Copy out every line of the material below word for word, without changing anything.
══════
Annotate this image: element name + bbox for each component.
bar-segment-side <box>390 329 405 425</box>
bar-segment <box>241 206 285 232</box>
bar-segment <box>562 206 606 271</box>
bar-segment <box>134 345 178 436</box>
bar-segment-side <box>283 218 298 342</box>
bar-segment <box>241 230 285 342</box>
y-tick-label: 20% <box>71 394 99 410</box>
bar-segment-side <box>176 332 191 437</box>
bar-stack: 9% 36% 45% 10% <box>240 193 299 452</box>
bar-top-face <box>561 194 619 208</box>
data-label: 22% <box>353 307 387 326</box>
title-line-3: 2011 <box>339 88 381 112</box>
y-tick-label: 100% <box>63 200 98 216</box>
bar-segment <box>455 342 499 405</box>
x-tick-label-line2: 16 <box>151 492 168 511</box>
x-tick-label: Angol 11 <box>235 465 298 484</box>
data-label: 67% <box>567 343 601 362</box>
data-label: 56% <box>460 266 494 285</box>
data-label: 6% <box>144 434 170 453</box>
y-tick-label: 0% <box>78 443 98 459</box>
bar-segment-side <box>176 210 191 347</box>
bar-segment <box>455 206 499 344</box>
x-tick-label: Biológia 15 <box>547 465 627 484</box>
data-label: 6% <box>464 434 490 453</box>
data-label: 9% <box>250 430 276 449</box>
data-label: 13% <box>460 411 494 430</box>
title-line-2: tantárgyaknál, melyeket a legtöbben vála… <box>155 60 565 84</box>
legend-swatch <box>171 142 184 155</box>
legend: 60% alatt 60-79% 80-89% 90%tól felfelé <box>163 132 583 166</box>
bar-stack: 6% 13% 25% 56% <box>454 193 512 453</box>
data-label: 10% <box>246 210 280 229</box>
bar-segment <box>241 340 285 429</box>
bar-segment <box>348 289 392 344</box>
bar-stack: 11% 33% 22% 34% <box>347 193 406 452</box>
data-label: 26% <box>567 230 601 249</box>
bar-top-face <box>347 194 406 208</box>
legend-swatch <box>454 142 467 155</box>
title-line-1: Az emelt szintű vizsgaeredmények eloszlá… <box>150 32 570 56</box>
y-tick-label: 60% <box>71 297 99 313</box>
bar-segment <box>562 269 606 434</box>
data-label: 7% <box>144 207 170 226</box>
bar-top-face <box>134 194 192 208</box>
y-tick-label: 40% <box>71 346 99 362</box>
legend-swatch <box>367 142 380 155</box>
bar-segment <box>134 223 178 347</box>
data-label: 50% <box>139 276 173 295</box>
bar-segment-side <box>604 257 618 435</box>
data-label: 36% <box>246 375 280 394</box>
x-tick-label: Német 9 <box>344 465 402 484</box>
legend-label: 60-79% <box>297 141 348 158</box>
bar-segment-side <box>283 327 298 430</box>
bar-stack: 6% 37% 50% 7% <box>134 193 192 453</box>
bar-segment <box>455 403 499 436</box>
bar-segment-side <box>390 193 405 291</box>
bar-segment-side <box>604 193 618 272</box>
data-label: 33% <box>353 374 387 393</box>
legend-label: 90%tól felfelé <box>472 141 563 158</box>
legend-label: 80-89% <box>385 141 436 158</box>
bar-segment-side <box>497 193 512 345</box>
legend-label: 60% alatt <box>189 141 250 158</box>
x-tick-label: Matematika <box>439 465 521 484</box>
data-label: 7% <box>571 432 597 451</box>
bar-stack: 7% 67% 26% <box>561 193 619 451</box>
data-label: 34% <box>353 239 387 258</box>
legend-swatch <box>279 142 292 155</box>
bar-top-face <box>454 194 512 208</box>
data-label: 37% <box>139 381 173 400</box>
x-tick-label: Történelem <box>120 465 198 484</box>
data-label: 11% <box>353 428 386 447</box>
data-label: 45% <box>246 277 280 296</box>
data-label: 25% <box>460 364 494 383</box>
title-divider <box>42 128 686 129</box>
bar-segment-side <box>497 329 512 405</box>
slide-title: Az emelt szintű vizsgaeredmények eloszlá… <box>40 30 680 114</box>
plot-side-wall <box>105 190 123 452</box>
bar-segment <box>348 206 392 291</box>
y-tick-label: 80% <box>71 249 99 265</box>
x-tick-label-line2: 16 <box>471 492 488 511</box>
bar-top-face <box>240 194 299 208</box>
══════
_SOLUTION TO THE PROBLEM_
Annotate this image: element name + bbox for each component.
bar-segment-side <box>390 329 405 425</box>
bar-segment <box>241 206 285 232</box>
bar-segment <box>562 206 606 271</box>
bar-segment <box>134 345 178 436</box>
bar-segment-side <box>283 218 298 342</box>
bar-segment <box>241 230 285 342</box>
y-tick-label: 20% <box>71 394 99 410</box>
bar-segment-side <box>176 332 191 437</box>
bar-stack: 9% 36% 45% 10% <box>240 193 299 452</box>
bar-top-face <box>561 194 619 208</box>
data-label: 22% <box>353 307 387 326</box>
title-line-3: 2011 <box>339 88 381 112</box>
y-tick-label: 100% <box>63 200 98 216</box>
bar-segment <box>455 342 499 405</box>
x-tick-label-line2: 16 <box>151 492 168 511</box>
x-tick-label: Angol 11 <box>235 465 298 484</box>
data-label: 67% <box>567 343 601 362</box>
data-label: 56% <box>460 266 494 285</box>
data-label: 6% <box>144 434 170 453</box>
y-tick-label: 0% <box>78 443 98 459</box>
bar-segment-side <box>176 210 191 347</box>
bar-segment <box>455 206 499 344</box>
x-tick-label: Biológia 15 <box>547 465 627 484</box>
data-label: 6% <box>464 434 490 453</box>
data-label: 9% <box>250 430 276 449</box>
data-label: 13% <box>460 411 494 430</box>
title-line-2: tantárgyaknál, melyeket a legtöbben vála… <box>155 60 565 84</box>
legend-swatch <box>171 142 184 155</box>
legend: 60% alatt 60-79% 80-89% 90%tól felfelé <box>163 132 583 166</box>
bar-stack: 6% 13% 25% 56% <box>454 193 512 453</box>
data-label: 10% <box>246 210 280 229</box>
bar-segment <box>241 340 285 429</box>
bar-segment <box>348 289 392 344</box>
bar-stack: 11% 33% 22% 34% <box>347 193 406 452</box>
data-label: 26% <box>567 230 601 249</box>
bar-top-face <box>347 194 406 208</box>
legend-swatch <box>454 142 467 155</box>
title-line-1: Az emelt szintű vizsgaeredmények eloszlá… <box>150 32 570 56</box>
y-tick-label: 60% <box>71 297 99 313</box>
bar-segment <box>562 269 606 434</box>
data-label: 7% <box>144 207 170 226</box>
bar-top-face <box>134 194 192 208</box>
y-tick-label: 40% <box>71 346 99 362</box>
legend-swatch <box>367 142 380 155</box>
bar-segment <box>134 223 178 347</box>
data-label: 50% <box>139 276 173 295</box>
bar-segment-side <box>604 257 618 435</box>
data-label: 36% <box>246 375 280 394</box>
x-tick-label: Német 9 <box>344 465 402 484</box>
legend-label: 60-79% <box>297 141 348 158</box>
bar-segment-side <box>283 327 298 430</box>
bar-stack: 6% 37% 50% 7% <box>134 193 192 453</box>
bar-segment <box>455 403 499 436</box>
bar-segment-side <box>390 193 405 291</box>
bar-segment-side <box>604 193 618 272</box>
data-label: 33% <box>353 374 387 393</box>
legend-label: 90%tól felfelé <box>472 141 563 158</box>
legend-label: 80-89% <box>385 141 436 158</box>
bar-segment-side <box>497 193 512 345</box>
legend-label: 60% alatt <box>189 141 250 158</box>
x-tick-label: Matematika <box>439 465 521 484</box>
data-label: 7% <box>571 432 597 451</box>
bar-stack: 7% 67% 26% <box>561 193 619 451</box>
data-label: 34% <box>353 239 387 258</box>
legend-swatch <box>279 142 292 155</box>
bar-top-face <box>454 194 512 208</box>
data-label: 37% <box>139 381 173 400</box>
x-tick-label: Történelem <box>120 465 198 484</box>
data-label: 11% <box>353 428 386 447</box>
data-label: 45% <box>246 277 280 296</box>
data-label: 25% <box>460 364 494 383</box>
title-divider <box>42 128 686 129</box>
bar-segment-side <box>497 329 512 405</box>
slide-title: Az emelt szintű vizsgaeredmények eloszlá… <box>40 30 680 114</box>
plot-side-wall <box>105 190 123 452</box>
bar-segment <box>348 206 392 291</box>
y-tick-label: 80% <box>71 249 99 265</box>
x-tick-label-line2: 16 <box>471 492 488 511</box>
bar-top-face <box>240 194 299 208</box>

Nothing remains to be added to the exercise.